### Records provided

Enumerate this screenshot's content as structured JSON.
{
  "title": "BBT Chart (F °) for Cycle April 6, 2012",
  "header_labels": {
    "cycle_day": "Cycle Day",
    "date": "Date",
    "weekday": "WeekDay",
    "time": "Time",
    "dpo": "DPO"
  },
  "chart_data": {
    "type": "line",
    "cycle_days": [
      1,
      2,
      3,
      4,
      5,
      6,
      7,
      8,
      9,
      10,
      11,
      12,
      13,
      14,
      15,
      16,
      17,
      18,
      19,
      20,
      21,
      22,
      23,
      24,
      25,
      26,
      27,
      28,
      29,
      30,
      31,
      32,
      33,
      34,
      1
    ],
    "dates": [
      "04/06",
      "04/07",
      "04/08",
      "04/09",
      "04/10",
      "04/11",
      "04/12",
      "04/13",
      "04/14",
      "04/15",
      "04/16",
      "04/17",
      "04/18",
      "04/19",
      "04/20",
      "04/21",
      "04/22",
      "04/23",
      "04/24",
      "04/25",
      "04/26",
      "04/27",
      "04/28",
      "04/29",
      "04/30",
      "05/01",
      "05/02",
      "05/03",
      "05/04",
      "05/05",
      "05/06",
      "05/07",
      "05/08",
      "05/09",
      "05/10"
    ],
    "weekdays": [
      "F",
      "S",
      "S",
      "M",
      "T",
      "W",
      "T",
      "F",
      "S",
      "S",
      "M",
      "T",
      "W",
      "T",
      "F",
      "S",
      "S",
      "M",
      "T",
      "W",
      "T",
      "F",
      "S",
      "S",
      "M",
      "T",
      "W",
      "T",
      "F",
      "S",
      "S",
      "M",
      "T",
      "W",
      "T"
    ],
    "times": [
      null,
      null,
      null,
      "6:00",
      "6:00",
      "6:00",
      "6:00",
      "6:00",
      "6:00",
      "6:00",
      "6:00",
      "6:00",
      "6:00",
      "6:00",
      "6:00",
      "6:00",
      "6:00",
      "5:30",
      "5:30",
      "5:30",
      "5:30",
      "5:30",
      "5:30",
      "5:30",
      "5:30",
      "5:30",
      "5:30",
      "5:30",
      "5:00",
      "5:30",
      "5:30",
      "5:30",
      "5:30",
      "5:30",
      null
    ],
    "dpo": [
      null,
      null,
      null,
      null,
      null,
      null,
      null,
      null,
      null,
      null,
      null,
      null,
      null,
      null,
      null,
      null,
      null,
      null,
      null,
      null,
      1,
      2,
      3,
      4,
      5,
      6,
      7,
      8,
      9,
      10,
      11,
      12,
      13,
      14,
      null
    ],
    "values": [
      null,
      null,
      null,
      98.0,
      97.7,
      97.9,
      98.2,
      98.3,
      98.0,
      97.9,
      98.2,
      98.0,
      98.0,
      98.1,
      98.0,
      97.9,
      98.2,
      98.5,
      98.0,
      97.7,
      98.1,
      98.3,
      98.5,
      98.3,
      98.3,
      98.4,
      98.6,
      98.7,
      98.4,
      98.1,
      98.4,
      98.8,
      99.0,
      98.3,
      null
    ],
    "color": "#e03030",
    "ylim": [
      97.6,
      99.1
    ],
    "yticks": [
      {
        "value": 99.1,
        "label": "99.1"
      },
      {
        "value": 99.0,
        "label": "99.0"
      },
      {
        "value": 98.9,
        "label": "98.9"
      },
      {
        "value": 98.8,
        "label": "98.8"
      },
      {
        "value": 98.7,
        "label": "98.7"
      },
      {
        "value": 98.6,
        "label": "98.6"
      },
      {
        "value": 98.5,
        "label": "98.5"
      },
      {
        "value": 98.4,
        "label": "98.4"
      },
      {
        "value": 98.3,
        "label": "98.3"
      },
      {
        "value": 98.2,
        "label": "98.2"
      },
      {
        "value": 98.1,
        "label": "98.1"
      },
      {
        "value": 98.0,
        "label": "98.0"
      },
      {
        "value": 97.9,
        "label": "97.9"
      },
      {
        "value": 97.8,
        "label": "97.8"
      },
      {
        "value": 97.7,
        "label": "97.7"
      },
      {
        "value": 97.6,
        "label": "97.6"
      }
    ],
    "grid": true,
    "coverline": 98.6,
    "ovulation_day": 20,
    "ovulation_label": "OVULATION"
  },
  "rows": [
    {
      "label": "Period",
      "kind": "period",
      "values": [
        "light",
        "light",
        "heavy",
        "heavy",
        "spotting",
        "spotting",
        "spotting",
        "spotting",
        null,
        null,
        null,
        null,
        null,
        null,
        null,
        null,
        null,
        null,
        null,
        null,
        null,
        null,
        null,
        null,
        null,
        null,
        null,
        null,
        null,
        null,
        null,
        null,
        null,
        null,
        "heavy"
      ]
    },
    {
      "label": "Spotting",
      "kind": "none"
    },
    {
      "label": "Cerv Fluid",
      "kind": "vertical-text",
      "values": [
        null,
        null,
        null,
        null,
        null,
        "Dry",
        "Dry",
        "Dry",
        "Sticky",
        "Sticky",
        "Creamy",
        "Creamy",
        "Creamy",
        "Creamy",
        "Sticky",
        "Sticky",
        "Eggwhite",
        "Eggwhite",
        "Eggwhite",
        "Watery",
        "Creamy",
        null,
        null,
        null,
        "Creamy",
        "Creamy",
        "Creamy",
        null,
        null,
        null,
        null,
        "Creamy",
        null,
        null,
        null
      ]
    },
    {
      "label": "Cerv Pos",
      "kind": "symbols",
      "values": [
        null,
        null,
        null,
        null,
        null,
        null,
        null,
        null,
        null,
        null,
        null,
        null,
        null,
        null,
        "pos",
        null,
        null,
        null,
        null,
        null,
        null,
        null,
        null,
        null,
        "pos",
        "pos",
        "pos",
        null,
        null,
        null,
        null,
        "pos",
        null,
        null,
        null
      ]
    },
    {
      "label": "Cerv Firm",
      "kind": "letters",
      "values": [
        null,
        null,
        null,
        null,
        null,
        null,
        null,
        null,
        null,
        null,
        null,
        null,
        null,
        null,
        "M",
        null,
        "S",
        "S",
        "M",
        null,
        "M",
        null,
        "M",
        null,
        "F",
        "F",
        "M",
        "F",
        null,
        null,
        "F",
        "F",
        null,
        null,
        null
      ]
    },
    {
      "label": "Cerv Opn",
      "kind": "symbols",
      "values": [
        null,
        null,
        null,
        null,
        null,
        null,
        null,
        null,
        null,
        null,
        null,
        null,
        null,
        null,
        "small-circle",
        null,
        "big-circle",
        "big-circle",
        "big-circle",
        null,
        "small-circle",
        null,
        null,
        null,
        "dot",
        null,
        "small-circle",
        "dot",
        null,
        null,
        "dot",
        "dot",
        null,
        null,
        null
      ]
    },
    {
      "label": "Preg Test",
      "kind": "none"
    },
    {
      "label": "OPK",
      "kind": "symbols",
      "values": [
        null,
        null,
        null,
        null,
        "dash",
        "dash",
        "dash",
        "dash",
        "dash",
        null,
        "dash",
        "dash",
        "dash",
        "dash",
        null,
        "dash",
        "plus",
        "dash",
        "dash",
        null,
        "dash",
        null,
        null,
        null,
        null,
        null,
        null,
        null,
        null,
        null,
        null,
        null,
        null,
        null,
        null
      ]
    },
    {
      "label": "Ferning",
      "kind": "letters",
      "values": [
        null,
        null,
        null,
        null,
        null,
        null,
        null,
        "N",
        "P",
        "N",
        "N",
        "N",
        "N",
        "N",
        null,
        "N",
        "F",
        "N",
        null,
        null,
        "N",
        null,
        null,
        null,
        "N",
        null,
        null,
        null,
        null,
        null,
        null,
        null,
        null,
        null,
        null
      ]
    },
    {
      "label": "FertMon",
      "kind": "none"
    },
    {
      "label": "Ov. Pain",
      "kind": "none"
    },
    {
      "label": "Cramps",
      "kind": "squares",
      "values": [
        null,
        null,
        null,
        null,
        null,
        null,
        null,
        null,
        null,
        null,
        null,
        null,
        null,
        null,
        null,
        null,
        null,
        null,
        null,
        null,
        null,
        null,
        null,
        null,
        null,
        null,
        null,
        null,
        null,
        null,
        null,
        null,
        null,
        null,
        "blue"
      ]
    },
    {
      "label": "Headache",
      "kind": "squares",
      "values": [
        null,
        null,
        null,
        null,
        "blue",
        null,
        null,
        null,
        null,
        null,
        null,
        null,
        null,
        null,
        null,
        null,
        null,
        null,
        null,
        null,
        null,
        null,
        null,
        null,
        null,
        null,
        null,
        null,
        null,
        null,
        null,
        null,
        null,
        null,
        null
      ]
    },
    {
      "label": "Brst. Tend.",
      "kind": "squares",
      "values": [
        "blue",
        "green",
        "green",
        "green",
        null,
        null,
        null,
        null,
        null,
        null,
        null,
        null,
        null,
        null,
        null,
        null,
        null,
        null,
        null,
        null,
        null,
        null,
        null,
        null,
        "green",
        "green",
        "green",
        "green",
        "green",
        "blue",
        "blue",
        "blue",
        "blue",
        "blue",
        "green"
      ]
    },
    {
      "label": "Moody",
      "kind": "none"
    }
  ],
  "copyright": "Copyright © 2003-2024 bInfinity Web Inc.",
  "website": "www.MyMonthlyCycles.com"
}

### What needs to be done
Collect every line above that contains the word "Cerv".

### Output
      "label": "Cerv Fluid",
      "label": "Cerv Pos",
      "label": "Cerv Firm",
      "label": "Cerv Opn",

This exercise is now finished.